→ **Passage given**:
_ _ _ _

Best Reissues of 2005

20

Various Artists, You Ain’t Talkin’ to Me: Charlie Poole and the Roots of Country Music (Columbia/Legacy)
With this box set, the compilers have done more than just collected an individual’s best songs. With Charlie Poole’s performances surrounded by those of his influences and his followers (often performing the same songs as Poole does), we get a great contextualization of an artist as well as good starting point for the development of early country music, and clawhammer banjo work in particular. The accompanying booklet provides a guide to help navigate the music and some insight into Poole’s unusual life. Throw it all in a textured imitation of a cigar box and you’ve got the quintessential box set. Oh, and the actual music’s fantastic, too.
Justin Cober-Lake PopMatters review Amazon iTunes

19

Basement Jaxx, The Singles (XL)

_ _ _ _

→ **Records shown**:
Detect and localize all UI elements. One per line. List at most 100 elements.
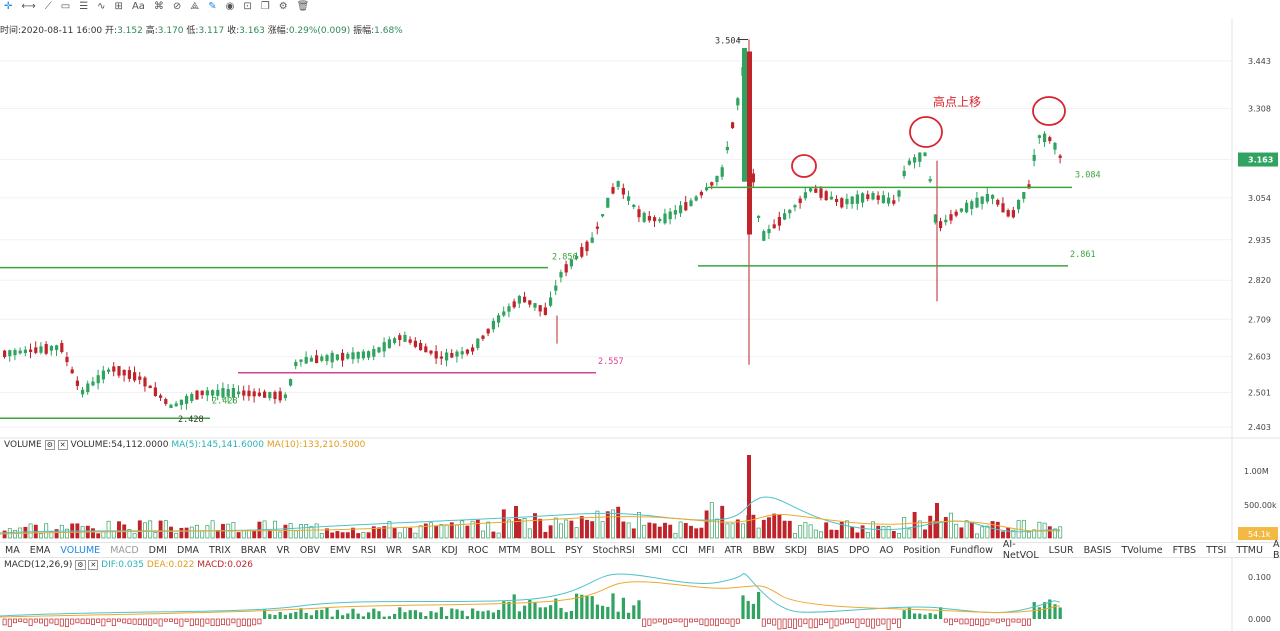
magnet-icon[interactable]: ⊘	[172, 1, 182, 12]
volume-bar	[917, 520, 922, 539]
volume-bar	[299, 524, 303, 539]
macd-bar	[1001, 618, 1005, 622]
tab-brar[interactable]: BRAR	[240, 544, 267, 556]
tab-sar[interactable]: SAR	[412, 544, 432, 556]
copy-icon[interactable]: ❐	[260, 1, 270, 12]
candle-body	[460, 351, 464, 355]
candle-body	[762, 231, 766, 241]
ray-icon[interactable]: ⟷	[21, 1, 36, 12]
tab-basis[interactable]: BASIS	[1083, 544, 1112, 556]
candle-body	[465, 349, 469, 354]
tab-boll[interactable]: BOLL	[530, 544, 556, 556]
volume-bar	[283, 524, 288, 539]
candle-body	[1043, 133, 1047, 143]
candle-body	[361, 351, 365, 359]
tab-mtm[interactable]: MTM	[498, 544, 521, 556]
tab-macd[interactable]: MACD	[110, 544, 139, 556]
brush-icon[interactable]: ✎	[208, 1, 217, 12]
volume-bar	[184, 527, 189, 539]
tab-vr[interactable]: VR	[276, 544, 290, 556]
tab-wr[interactable]: WR	[386, 544, 403, 556]
pattern-icon[interactable]: ⌘	[153, 1, 164, 12]
tab-smi[interactable]: SMI	[644, 544, 662, 556]
tab-tvolume[interactable]: TVolume	[1121, 544, 1163, 556]
tab-ttmu[interactable]: TTMU	[1236, 544, 1263, 556]
tab-stochrsi[interactable]: StochRSI	[592, 544, 635, 556]
tab-volume[interactable]: VOLUME	[60, 544, 101, 556]
volume-bar	[850, 526, 855, 539]
volume-settings-icon[interactable]: ⚙	[44, 440, 55, 450]
tab-bias[interactable]: BIAS	[817, 544, 839, 556]
tab-ao[interactable]: AO	[879, 544, 894, 556]
macd-bar	[517, 611, 521, 619]
trendline-icon[interactable]: ⟋	[44, 1, 52, 12]
volume-bar	[325, 528, 329, 539]
volume-bar	[747, 455, 751, 538]
candle-body	[549, 297, 553, 306]
tab-kdj[interactable]: KDJ	[441, 544, 458, 556]
tab-ai-netvol[interactable]: AI-NetVOL	[1002, 539, 1039, 561]
tab-ai-bsi[interactable]: AI-BSI	[1272, 539, 1280, 561]
highlight-circle	[791, 154, 817, 178]
tab-ttsi[interactable]: TTSI	[1206, 544, 1227, 556]
tab-dmi[interactable]: DMI	[148, 544, 167, 556]
candle-body	[455, 351, 459, 357]
measure-icon[interactable]: ⊞	[114, 1, 123, 12]
tab-mfi[interactable]: MFI	[697, 544, 715, 556]
candle-body	[190, 393, 194, 401]
tab-atr[interactable]: ATR	[724, 544, 743, 556]
rect-icon[interactable]: ▭	[60, 1, 71, 12]
candle-body	[65, 356, 69, 363]
tab-bbw[interactable]: BBW	[752, 544, 775, 556]
candle-body	[429, 350, 433, 354]
eye-icon[interactable]: ◉	[225, 1, 235, 12]
macd-bar	[445, 616, 449, 619]
wave-icon[interactable]: ∿	[97, 1, 106, 12]
tab-obv[interactable]: OBV	[299, 544, 320, 556]
macd-bar	[163, 618, 168, 622]
tab-roc[interactable]: ROC	[467, 544, 489, 556]
text-icon[interactable]: Aa	[131, 1, 145, 12]
candle-body	[757, 215, 761, 218]
candle-body	[159, 395, 163, 398]
macd-close-icon[interactable]: ✕	[88, 560, 99, 570]
open-label: 开:	[105, 26, 118, 36]
tab-cci[interactable]: CCI	[671, 544, 688, 556]
macd-settings-icon[interactable]: ⚙	[75, 560, 86, 570]
macd-bar	[75, 618, 80, 624]
volume-bar	[631, 528, 636, 539]
tab-ema[interactable]: EMA	[29, 544, 51, 556]
candle-body	[892, 200, 896, 204]
tab-position[interactable]: Position	[903, 544, 941, 556]
tab-psy[interactable]: PSY	[565, 544, 583, 556]
crosshair-icon[interactable]: ✛	[4, 1, 13, 12]
tab-rsi[interactable]: RSI	[360, 544, 377, 556]
macd-bar	[803, 618, 808, 625]
candle-body	[621, 188, 625, 195]
macd-bar	[283, 614, 287, 619]
tab-ma[interactable]: MA	[5, 544, 20, 556]
tab-dma[interactable]: DMA	[177, 544, 200, 556]
tab-fundflow[interactable]: Fundflow	[950, 544, 993, 556]
tab-dpo[interactable]: DPO	[848, 544, 870, 556]
tab-skdj[interactable]: SKDJ	[784, 544, 808, 556]
settings-icon[interactable]: ⚙	[278, 1, 288, 12]
volume-bar	[543, 531, 548, 539]
volume-close-icon[interactable]: ✕	[57, 440, 68, 450]
lock-icon[interactable]: ⊡	[243, 1, 252, 12]
candle-body	[975, 197, 979, 208]
macd-bar	[377, 611, 381, 619]
fib-icon[interactable]: ☰	[79, 1, 89, 12]
candle-body	[1006, 210, 1010, 217]
volume-bar	[423, 523, 428, 539]
tab-lsur[interactable]: LSUR	[1048, 544, 1074, 556]
volume-bar	[964, 520, 969, 539]
tab-emv[interactable]: EMV	[329, 544, 351, 556]
candle-body	[907, 160, 911, 165]
trash-icon[interactable]: 🗑	[296, 1, 310, 12]
macd-bar	[668, 618, 673, 624]
tab-ftbs[interactable]: FTBS	[1172, 544, 1197, 556]
ruler-icon[interactable]: ⟁	[190, 1, 200, 12]
tab-trix[interactable]: TRIX	[209, 544, 231, 556]
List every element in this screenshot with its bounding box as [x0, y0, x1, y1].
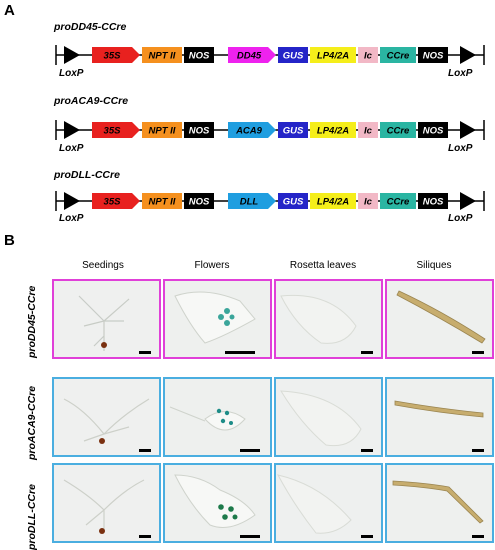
loxp-left-arrow — [64, 121, 80, 139]
loxp-left-arrow — [64, 46, 80, 64]
lp42a-block — [310, 47, 356, 63]
element-label: CCre — [387, 51, 410, 62]
loxp-right-arrow — [460, 192, 476, 210]
gus-block — [278, 122, 308, 138]
ic-block — [358, 193, 378, 209]
loxp-left-label: LoxP — [59, 213, 84, 224]
ccre-block — [380, 47, 416, 63]
loxp-right-arrow — [460, 121, 476, 139]
photo-leaf-dll — [274, 463, 383, 543]
photo-flower-aca9 — [163, 377, 272, 457]
element-label: CCre — [387, 126, 410, 137]
nos-block — [418, 193, 448, 209]
nos-block — [184, 47, 214, 63]
loxp-right-arrow — [460, 46, 476, 64]
nos-block — [418, 47, 448, 63]
column-header-rosette-leaves: Rosetta leaves — [289, 260, 357, 271]
tissue-promoter — [228, 47, 276, 63]
element-label: NOS — [423, 51, 444, 62]
nos-block — [184, 122, 214, 138]
loxp-right-label: LoxP — [448, 68, 473, 79]
element-label: 35S — [104, 197, 122, 208]
loxp-left-arrow — [64, 192, 80, 210]
loxp-left-label: LoxP — [59, 68, 84, 79]
element-label: NOS — [423, 126, 444, 137]
lp42a-block — [310, 122, 356, 138]
construct-title: proDLL-CCre — [54, 169, 120, 181]
element-label: Ic — [364, 126, 373, 137]
35s-promoter — [92, 122, 140, 138]
element-label: LP4/2A — [317, 51, 349, 62]
loxp-right-label: LoxP — [448, 213, 473, 224]
loxp-left-label: LoxP — [59, 143, 84, 154]
element-label: 35S — [104, 51, 122, 62]
row-label-proDD45: proDD45-CCre — [26, 285, 38, 358]
photo-seedling-aca9 — [52, 377, 161, 457]
element-label: NOS — [189, 197, 210, 208]
element-label: NOS — [423, 197, 444, 208]
loxp-right-label: LoxP — [448, 143, 473, 154]
element-label: NPT II — [149, 197, 176, 208]
photo-silique-aca9 — [385, 377, 494, 457]
element-label: LP4/2A — [317, 197, 349, 208]
nptii-block — [142, 193, 182, 209]
photo-seedling-dd45 — [52, 279, 161, 359]
photo-leaf-aca9 — [274, 377, 383, 457]
row-label-proDLL: proDLL-CCre — [26, 484, 38, 550]
element-label: GUS — [283, 51, 304, 62]
element-label: LP4/2A — [317, 126, 349, 137]
photo-flower-dll — [163, 463, 272, 543]
nptii-block — [142, 47, 182, 63]
tissue-promoter — [228, 193, 276, 209]
ic-block — [358, 47, 378, 63]
photo-flower-dd45 — [163, 279, 272, 359]
element-label: GUS — [283, 126, 304, 137]
element-label: Ic — [364, 51, 373, 62]
nptii-block — [142, 122, 182, 138]
element-label: NOS — [189, 51, 210, 62]
nos-block — [184, 193, 214, 209]
construct-diagrams: .lbl{font-family:"Liberation Sans",sans-… — [55, 45, 485, 211]
construct-title: proACA9-CCre — [54, 95, 129, 107]
element-label: Ic — [364, 197, 373, 208]
ic-block — [358, 122, 378, 138]
35s-promoter — [92, 47, 140, 63]
photo-leaf-dd45 — [274, 279, 383, 359]
photo-silique-dll — [385, 463, 494, 543]
element-label: 35S — [104, 126, 122, 137]
construct-title: proDD45-CCre — [54, 21, 127, 33]
element-label: CCre — [387, 197, 410, 208]
35s-promoter — [92, 193, 140, 209]
gus-block — [278, 47, 308, 63]
column-header-flowers: Flowers — [194, 260, 230, 271]
tissue-promoter — [228, 122, 276, 138]
element-label: NPT II — [149, 51, 176, 62]
gus-block — [278, 193, 308, 209]
photo-seedling-dll — [52, 463, 161, 543]
column-header-siliques: Siliques — [416, 260, 452, 271]
construct-row: 35S NPT II NOS DD45 GUS LP4/2A Ic CCre N… — [55, 45, 485, 65]
panel-label-a: A — [4, 2, 15, 19]
element-label: NPT II — [149, 126, 176, 137]
ccre-block — [380, 193, 416, 209]
element-label: DLL — [240, 197, 259, 208]
nos-block — [418, 122, 448, 138]
element-label: GUS — [283, 197, 304, 208]
element-label: DD45 — [237, 51, 262, 62]
row-label-proACA9: proACA9-CCre — [26, 385, 38, 460]
photo-silique-dd45 — [385, 279, 494, 359]
panel-label-b: B — [4, 232, 15, 249]
construct-row: 35S NPT II NOS ACA9 GUS LP4/2A Ic CCre N… — [55, 120, 485, 140]
element-label: NOS — [189, 126, 210, 137]
construct-row: 35S NPT II NOS DLL GUS LP4/2A Ic CCre NO… — [55, 191, 485, 211]
ccre-block — [380, 122, 416, 138]
column-header-seedlings: Seedings — [82, 260, 124, 271]
element-label: ACA9 — [235, 126, 263, 137]
lp42a-block — [310, 193, 356, 209]
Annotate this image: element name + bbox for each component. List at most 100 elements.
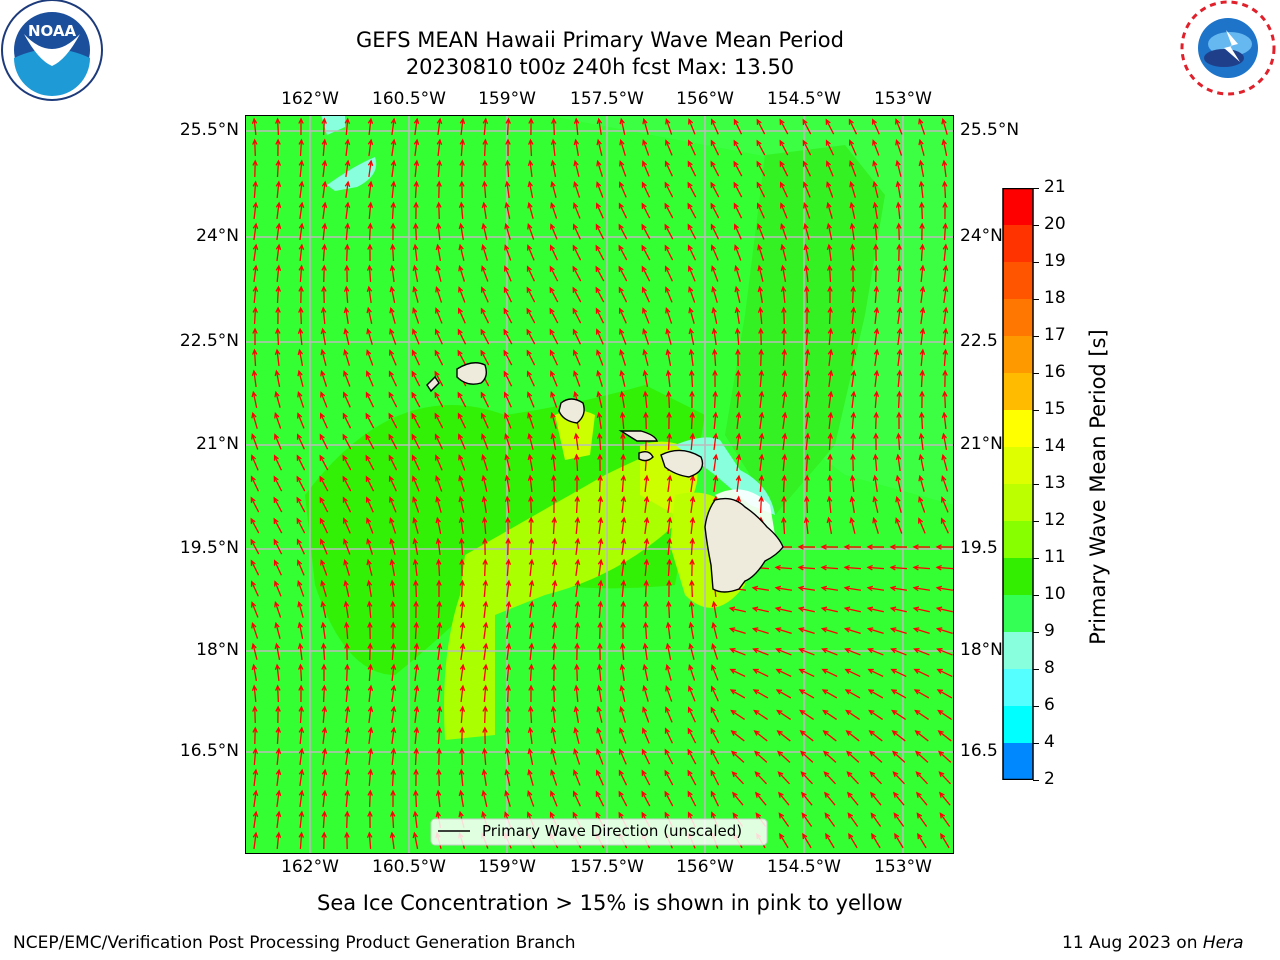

_ _ _ _

→ **Work instructions**:
- a) Please transcribe the part of the reissues list starting at "Various Artists, You" and ending at "The Singles (XL)".
- b) In the first listing, restate word for word the lines starting at the one that contains "1, 182, 12]" and ending at the one that contains "544, 556, 556]", both included.

→ **Solutions to the problems**:
- a)
Various Artists, You Ain’t Talkin’ to Me: Charlie Poole and the Roots of Country Music (Columbia/Legacy)
With this box set, the compilers have done more than just collected an individual’s best songs. With Charlie Poole’s performances surrounded by those of his influences and his followers (often performing the same songs as Poole does), we get a great contextualization of an artist as well as good starting point for the development of early country music, and clawhammer banjo work in particular. The accompanying booklet provides a guide to help navigate the music and some insight into Poole’s unusual life. Throw it all in a textured imitation of a cigar box and you’ve got the quintessential box set. Oh, and the actual music’s fantastic, too.
Justin Cober-Lake PopMatters review Amazon iTunes

19

Basement Jaxx, The Singles (XL)

- b)
magnet-icon[interactable]: ⊘	[172, 1, 182, 12]
volume-bar	[917, 520, 922, 539]
volume-bar	[299, 524, 303, 539]
macd-bar	[1001, 618, 1005, 622]
tab-brar[interactable]: BRAR	[240, 544, 267, 556]
tab-sar[interactable]: SAR	[412, 544, 432, 556]
copy-icon[interactable]: ❐	[260, 1, 270, 12]
candle-body	[460, 351, 464, 355]
candle-body	[762, 231, 766, 241]
ray-icon[interactable]: ⟷	[21, 1, 36, 12]
tab-basis[interactable]: BASIS	[1083, 544, 1112, 556]
candle-body	[465, 349, 469, 354]
tab-boll[interactable]: BOLL	[530, 544, 556, 556]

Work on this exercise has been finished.